>>>

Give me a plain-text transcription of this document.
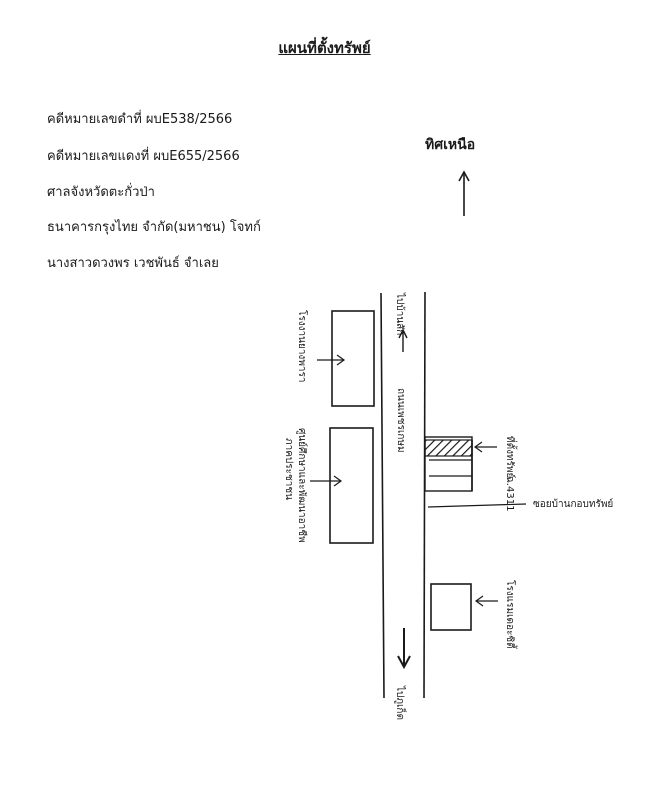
แผนที่ตั้งทรัพย์
คดีหมายเลขดำที่ ผบE538/2566
คดีหมายเลขแดงที่ ผบE655/2566
ศาลจังหวัดตะกั่วป่า
ธนาคารกรุงไทย จำกัด(มหาชน) โจทก์
นางสาวดวงพร เวชพันธ์ จำเลย
ทิศเหนือ
ไปบ้านสัก
ถนนเพชรเกษม
ไปภูเก็ต
โรงงานยางพารา
ศูนย์ศึกษาและพัฒนาอาชีพ
ภาคประชาชน	ที่ตั้งทรัพย์
ฉ.4311 ซอยบ้านกอบทรัพย์
โรงแรมเดอะซิตี้
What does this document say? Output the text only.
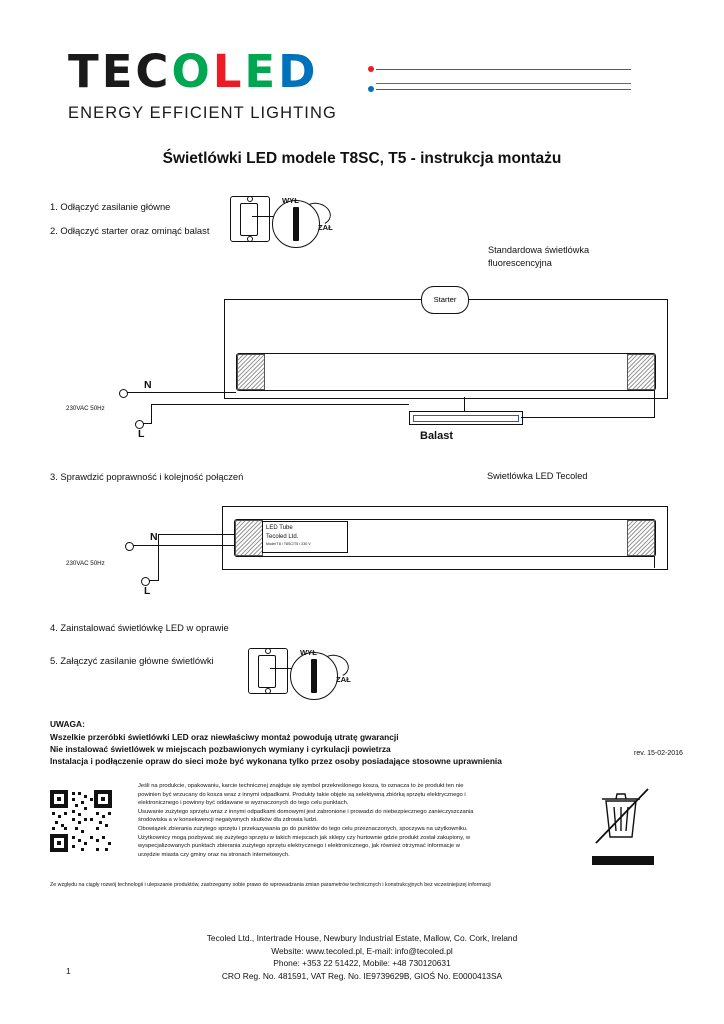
TECOLED
ENERGY EFFICIENT LIGHTING
Świetlówki LED modele T8SC, T5 - instrukcja montażu
1. Odłączyć zasilanie główne
2. Odłączyć starter oraz ominąć balast
WYŁ
ZAŁ
Standardowa świetlówka
fluorescencyjna
Starter
N
L
230VAC 50Hz
Balast
3. Sprawdzić poprawność i kolejność połączeń	Swietlówka LED Tecoled
LED Tube
Tecoled Ltd.
Model T8 / T8SC/T5 / 230 V
N
L
230VAC 50Hz
4. Zainstalować świetlówkę LED w oprawie
5. Załączyć zasilanie główne świetlówki
WYŁ
ZAŁ
UWAGA:
Wszelkie przeróbki świetlówki LED oraz niewłaściwy montaż powodują utratę gwarancji
Nie instalować świetlówek w miejscach pozbawionych wymiany i cyrkulacji powietrza
Instalacja i podłączenie opraw do sieci może być wykonana tylko przez osoby posiadające stosowne uprawnienia
rev. 15-02-2016

Jeśli na produkcie, opakowaniu, karcie technicznej znajduje się symbol przekreślonego kosza, to oznacza to że produkt ten nie

powinien być wrzucany do kosza wraz z innymi odpadkami. Produkty takie objęte są selektywną zbiórką sprzętu elektrycznego i

elektronicznego i powinny być oddawane w wyznaczonych do tego celu punktach.

Usuwanie zużytego sprzętu wraz z innymi odpadkami domowymi jest zabronione i prowadzi do niebezpiecznego zanieczyszczania

środowiska a w konsekwencji negatywnych skutków dla zdrowia ludzi.

Obowiązek zbierania zużytego sprzętu i przekazywania go do punktów do tego celu przeznaczonych, spoczywa na użytkowniku.

Użytkownicy mogą pozbywać się zużytego sprzętu w takich miejscach jak sklepy czy hurtownie gdzie produkt został zakupiony, w

wyspecjalizowanych punktach zbierania zużytego sprzętu elektrycznego i elektronicznego, jak również otrzymać informacje w

urzędzie miasta czy gminy oraz na stronach internetowych.

Ze względu na ciągły rozwój technologii i ulepszanie produktów, zastrzegamy sobie prawo do wprowadzania zmian parametrów technicznych i konstrukcyjnych bez wcześniejszej informacji
Tecoled Ltd., Intertrade House, Newbury Industrial Estate, Mallow, Co. Cork, Ireland
Website: www.tecoled.pl, E-mail: info@tecoled.pl
Phone: +353 22 51422, Mobile: +48 730120631
CRO Reg. No. 481591, VAT Reg. No. IE9739629B, GIOŚ No. E0000413SA
1
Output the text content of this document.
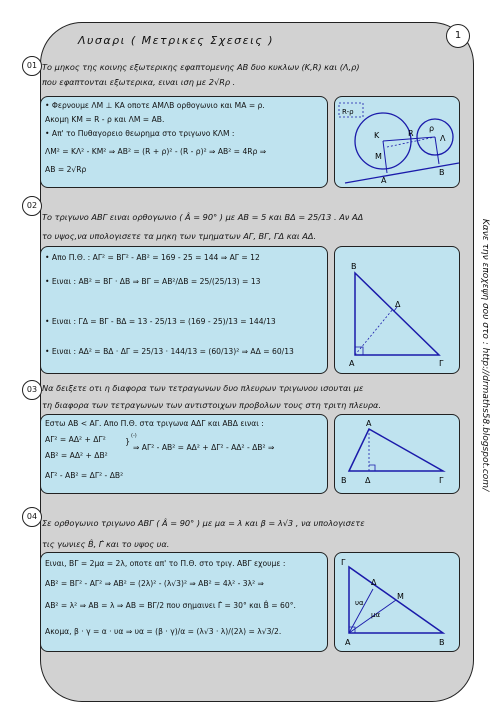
Λυσαρι ( Μετρικες Σχεσεις )	1
Κανε την εποχεψη σου στο : http://drmaths58.blogspot.com/
01 Το μηκος της κοινης εξωτερικης εφαπτομενης ΑΒ δυο κυκλων (Κ,R) και (Λ,ρ)
που εφαπτονται εξωτερικα, ειναι ιση με 2√Rρ .
• Φερνουμε ΛΜ ⊥ ΚΑ οποτε ΑΜΛΒ ορθογωνιο και ΜΑ = ρ.
Ακομη ΚΜ = R - ρ και ΛΜ = ΑΒ.
• Απ' το Πυθαγορειο θεωρημα στο τριγωνο ΚΛΜ :
ΛΜ² = ΚΛ² - ΚΜ² ⇒ ΑΒ² = (R + ρ)² - (R - ρ)² ⇒ ΑΒ² = 4Rρ ⇒
ΑΒ = 2√Rρ
R-ρ
K	R
ρ
Λ
M
A
B
02
Το τριγωνο ΑΒΓ ειναι ορθογωνιο ( Â = 90° ) με ΑΒ = 5 και ΒΔ = 25/13 . Αν ΑΔ
το υψος,να υπολογισετε τα μηκη των τμηματων ΑΓ, ΒΓ, ΓΔ και ΑΔ.
• Απο Π.Θ. : ΑΓ² = ΒΓ² - ΑΒ² = 169 - 25 = 144 ⇒ ΑΓ = 12
• Ειναι : ΑΒ² = ΒΓ · ΔΒ ⇒ ΒΓ = ΑΒ²/ΔΒ = 25/(25/13) = 13
• Ειναι : ΓΔ = ΒΓ - ΒΔ = 13 - 25/13 = (169 - 25)/13 = 144/13
• Ειναι : ΑΔ² = ΒΔ · ΔΓ = 25/13 · 144/13 = (60/13)² ⇒ ΑΔ = 60/13
B
Δ
A	Γ
03 Να δειξετε οτι η διαφορα των τετραγωνων δυο πλευρων τριγωνου ισουται με
τη διαφορα των τετραγωνων των αντιστοιχων προβολων τους στη τριτη πλευρα.
Εστω ΑΒ < ΑΓ. Απο Π.Θ. στα τριγωνα ΑΔΓ και ΑΒΔ ειναι :
ΑΓ² = ΑΔ² + ΔΓ²
ΑΒ² = ΑΔ² + ΔΒ²
}
(-)
⇒ ΑΓ² - ΑΒ² = ΑΔ² + ΔΓ² - ΑΔ² - ΔΒ² ⇒
ΑΓ² - ΑΒ² = ΔΓ² - ΔΒ²
A
B Δ	Γ
04
Σε ορθογωνιο τριγωνο ΑΒΓ ( Â = 90° ) με μα = λ και β = λ√3 , να υπολογισετε
τις γωνιες B̂, Γ̂ και το υψος υα.
Ειναι, ΒΓ = 2μα = 2λ, οποτε απ' το Π.Θ. στο τριγ. ΑΒΓ εχουμε :
ΑΒ² = ΒΓ² - ΑΓ² ⇒ ΑΒ² = (2λ)² - (λ√3)² ⇒ ΑΒ² = 4λ² - 3λ² ⇒
ΑΒ² = λ² ⇒ ΑΒ = λ ⇒ ΑΒ = ΒΓ/2 που σημαινει Γ̂ = 30° και B̂ = 60°.
Ακομα, β · γ = α · υα ⇒ υα = (β · γ)/α = (λ√3 · λ)/(2λ) = λ√3/2.
Γ
Δ
M
υα
μα
A	B
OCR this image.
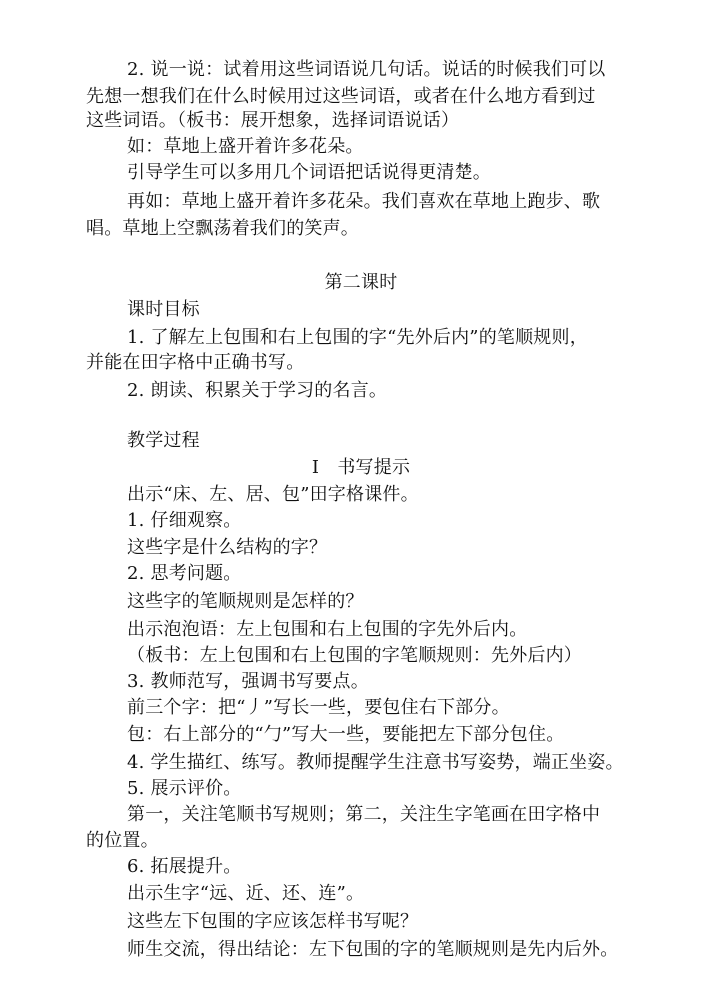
2. 说一说：试着用这些词语说几句话。说话的时候我们可以
先想一想我们在什么时候用过这些词语，或者在什么地方看到过
这些词语。（板书：展开想象，选择词语说话）
如：草地上盛开着许多花朵。
引导学生可以多用几个词语把话说得更清楚。
再如：草地上盛开着许多花朵。我们喜欢在草地上跑步、歌
唱。草地上空飘荡着我们的笑声。
第二课时
课时目标
1. 了解左上包围和右上包围的字“先外后内”的笔顺规则，
并能在田字格中正确书写。
2. 朗读、积累关于学习的名言。
教学过程
Ⅰ　书写提示
出示“床、左、居、包”田字格课件。
1. 仔细观察。
这些字是什么结构的字？
2. 思考问题。
这些字的笔顺规则是怎样的？
出示泡泡语：左上包围和右上包围的字先外后内。
（板书：左上包围和右上包围的字笔顺规则：先外后内）
3. 教师范写，强调书写要点。
前三个字：把“丿”写长一些，要包住右下部分。
包：右上部分的“勹”写大一些，要能把左下部分包住。
4. 学生描红、练写。教师提醒学生注意书写姿势，端正坐姿。
5. 展示评价。
第一，关注笔顺书写规则；第二，关注生字笔画在田字格中
的位置。
6. 拓展提升。
出示生字“远、近、还、连”。
这些左下包围的字应该怎样书写呢？
师生交流，得出结论：左下包围的字的笔顺规则是先内后外。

<<<

GIVEN INSTRUCTION. Reproduce every line above as written, skipping pictures.

RESULT OF THIS EXERCISE.
Give me a plain-text transcription of this document.
แผนที่ตั้งทรัพย์
คดีหมายเลขดำที่ ผบE538/2566
คดีหมายเลขแดงที่ ผบE655/2566
ศาลจังหวัดตะกั่วป่า
ธนาคารกรุงไทย จำกัด(มหาชน) โจทก์
นางสาวดวงพร เวชพันธ์ จำเลย
ทิศเหนือ
ไปบ้านสัก
ถนนเพชรเกษม
ไปภูเก็ต
โรงงานยางพารา
ศูนย์ศึกษาและพัฒนาอาชีพ
ภาคประชาชน	ที่ตั้งทรัพย์
ฉ.4311 ซอยบ้านกอบทรัพย์
โรงแรมเดอะซิตี้
What does this document say? Output the text only.
TECOLED
ENERGY EFFICIENT LIGHTING
Świetlówki LED modele T8SC, T5 - instrukcja montażu
1. Odłączyć zasilanie główne
2. Odłączyć starter oraz ominąć balast
WYŁ
ZAŁ
Standardowa świetlówka
fluorescencyjna
Starter
N
L
230VAC 50Hz
Balast
3. Sprawdzić poprawność i kolejność połączeń	Swietlówka LED Tecoled
LED Tube
Tecoled Ltd.
Model T8 / T8SC/T5 / 230 V
N
L
230VAC 50Hz
4. Zainstalować świetlówkę LED w oprawie
5. Załączyć zasilanie główne świetlówki
WYŁ
ZAŁ
UWAGA:
Wszelkie przeróbki świetlówki LED oraz niewłaściwy montaż powodują utratę gwarancji
Nie instalować świetlówek w miejscach pozbawionych wymiany i cyrkulacji powietrza
Instalacja i podłączenie opraw do sieci może być wykonana tylko przez osoby posiadające stosowne uprawnienia
rev. 15-02-2016

Jeśli na produkcie, opakowaniu, karcie technicznej znajduje się symbol przekreślonego kosza, to oznacza to że produkt ten nie

powinien być wrzucany do kosza wraz z innymi odpadkami. Produkty takie objęte są selektywną zbiórką sprzętu elektrycznego i

elektronicznego i powinny być oddawane w wyznaczonych do tego celu punktach.

Usuwanie zużytego sprzętu wraz z innymi odpadkami domowymi jest zabronione i prowadzi do niebezpiecznego zanieczyszczania

środowiska a w konsekwencji negatywnych skutków dla zdrowia ludzi.

Obowiązek zbierania zużytego sprzętu i przekazywania go do punktów do tego celu przeznaczonych, spoczywa na użytkowniku.

Użytkownicy mogą pozbywać się zużytego sprzętu w takich miejscach jak sklepy czy hurtownie gdzie produkt został zakupiony, w

wyspecjalizowanych punktach zbierania zużytego sprzętu elektrycznego i elektronicznego, jak również otrzymać informacje w

urzędzie miasta czy gminy oraz na stronach internetowych.

Ze względu na ciągły rozwój technologii i ulepszanie produktów, zastrzegamy sobie prawo do wprowadzania zmian parametrów technicznych i konstrukcyjnych bez wcześniejszej informacji
Tecoled Ltd., Intertrade House, Newbury Industrial Estate, Mallow, Co. Cork, Ireland
Website: www.tecoled.pl, E-mail: info@tecoled.pl
Phone: +353 22 51422, Mobile: +48 730120631
CRO Reg. No. 481591, VAT Reg. No. IE9739629B, GIOŚ No. E0000413SA
1
Output the text content of this document.
Λυσαρι ( Μετρικες Σχεσεις )	1
Κανε την εποχεψη σου στο : http://drmaths58.blogspot.com/
01 Το μηκος της κοινης εξωτερικης εφαπτομενης ΑΒ δυο κυκλων (Κ,R) και (Λ,ρ)
που εφαπτονται εξωτερικα, ειναι ιση με 2√Rρ .
• Φερνουμε ΛΜ ⊥ ΚΑ οποτε ΑΜΛΒ ορθογωνιο και ΜΑ = ρ.
Ακομη ΚΜ = R - ρ και ΛΜ = ΑΒ.
• Απ' το Πυθαγορειο θεωρημα στο τριγωνο ΚΛΜ :
ΛΜ² = ΚΛ² - ΚΜ² ⇒ ΑΒ² = (R + ρ)² - (R - ρ)² ⇒ ΑΒ² = 4Rρ ⇒
ΑΒ = 2√Rρ
R-ρ
K	R
ρ
Λ
M
A
B
02
Το τριγωνο ΑΒΓ ειναι ορθογωνιο ( Â = 90° ) με ΑΒ = 5 και ΒΔ = 25/13 . Αν ΑΔ
το υψος,να υπολογισετε τα μηκη των τμηματων ΑΓ, ΒΓ, ΓΔ και ΑΔ.
• Απο Π.Θ. : ΑΓ² = ΒΓ² - ΑΒ² = 169 - 25 = 144 ⇒ ΑΓ = 12
• Ειναι : ΑΒ² = ΒΓ · ΔΒ ⇒ ΒΓ = ΑΒ²/ΔΒ = 25/(25/13) = 13
• Ειναι : ΓΔ = ΒΓ - ΒΔ = 13 - 25/13 = (169 - 25)/13 = 144/13
• Ειναι : ΑΔ² = ΒΔ · ΔΓ = 25/13 · 144/13 = (60/13)² ⇒ ΑΔ = 60/13
B
Δ
A	Γ
03 Να δειξετε οτι η διαφορα των τετραγωνων δυο πλευρων τριγωνου ισουται με
τη διαφορα των τετραγωνων των αντιστοιχων προβολων τους στη τριτη πλευρα.
Εστω ΑΒ < ΑΓ. Απο Π.Θ. στα τριγωνα ΑΔΓ και ΑΒΔ ειναι :
ΑΓ² = ΑΔ² + ΔΓ²
ΑΒ² = ΑΔ² + ΔΒ²
}
(-)
⇒ ΑΓ² - ΑΒ² = ΑΔ² + ΔΓ² - ΑΔ² - ΔΒ² ⇒
ΑΓ² - ΑΒ² = ΔΓ² - ΔΒ²
A
B Δ	Γ
04
Σε ορθογωνιο τριγωνο ΑΒΓ ( Â = 90° ) με μα = λ και β = λ√3 , να υπολογισετε
τις γωνιες B̂, Γ̂ και το υψος υα.
Ειναι, ΒΓ = 2μα = 2λ, οποτε απ' το Π.Θ. στο τριγ. ΑΒΓ εχουμε :
ΑΒ² = ΒΓ² - ΑΓ² ⇒ ΑΒ² = (2λ)² - (λ√3)² ⇒ ΑΒ² = 4λ² - 3λ² ⇒
ΑΒ² = λ² ⇒ ΑΒ = λ ⇒ ΑΒ = ΒΓ/2 που σημαινει Γ̂ = 30° και B̂ = 60°.
Ακομα, β · γ = α · υα ⇒ υα = (β · γ)/α = (λ√3 · λ)/(2λ) = λ√3/2.
Γ
Δ
M
υα
μα
A	B
OCR this image.
2. 说一说：试着用这些词语说几句话。说话的时候我们可以
先想一想我们在什么时候用过这些词语，或者在什么地方看到过
这些词语。（板书：展开想象，选择词语说话）
如：草地上盛开着许多花朵。
引导学生可以多用几个词语把话说得更清楚。
再如：草地上盛开着许多花朵。我们喜欢在草地上跑步、歌
唱。草地上空飘荡着我们的笑声。
第二课时
课时目标
1. 了解左上包围和右上包围的字“先外后内”的笔顺规则，
并能在田字格中正确书写。
2. 朗读、积累关于学习的名言。
教学过程
Ⅰ　书写提示
出示“床、左、居、包”田字格课件。
1. 仔细观察。
这些字是什么结构的字？
2. 思考问题。
这些字的笔顺规则是怎样的？
出示泡泡语：左上包围和右上包围的字先外后内。
（板书：左上包围和右上包围的字笔顺规则：先外后内）
3. 教师范写，强调书写要点。
前三个字：把“丿”写长一些，要包住右下部分。
包：右上部分的“勹”写大一些，要能把左下部分包住。
4. 学生描红、练写。教师提醒学生注意书写姿势，端正坐姿。
5. 展示评价。
第一，关注笔顺书写规则；第二，关注生字笔画在田字格中
的位置。
6. 拓展提升。
出示生字“远、近、还、连”。
这些左下包围的字应该怎样书写呢？
师生交流，得出结论：左下包围的字的笔顺规则是先内后外。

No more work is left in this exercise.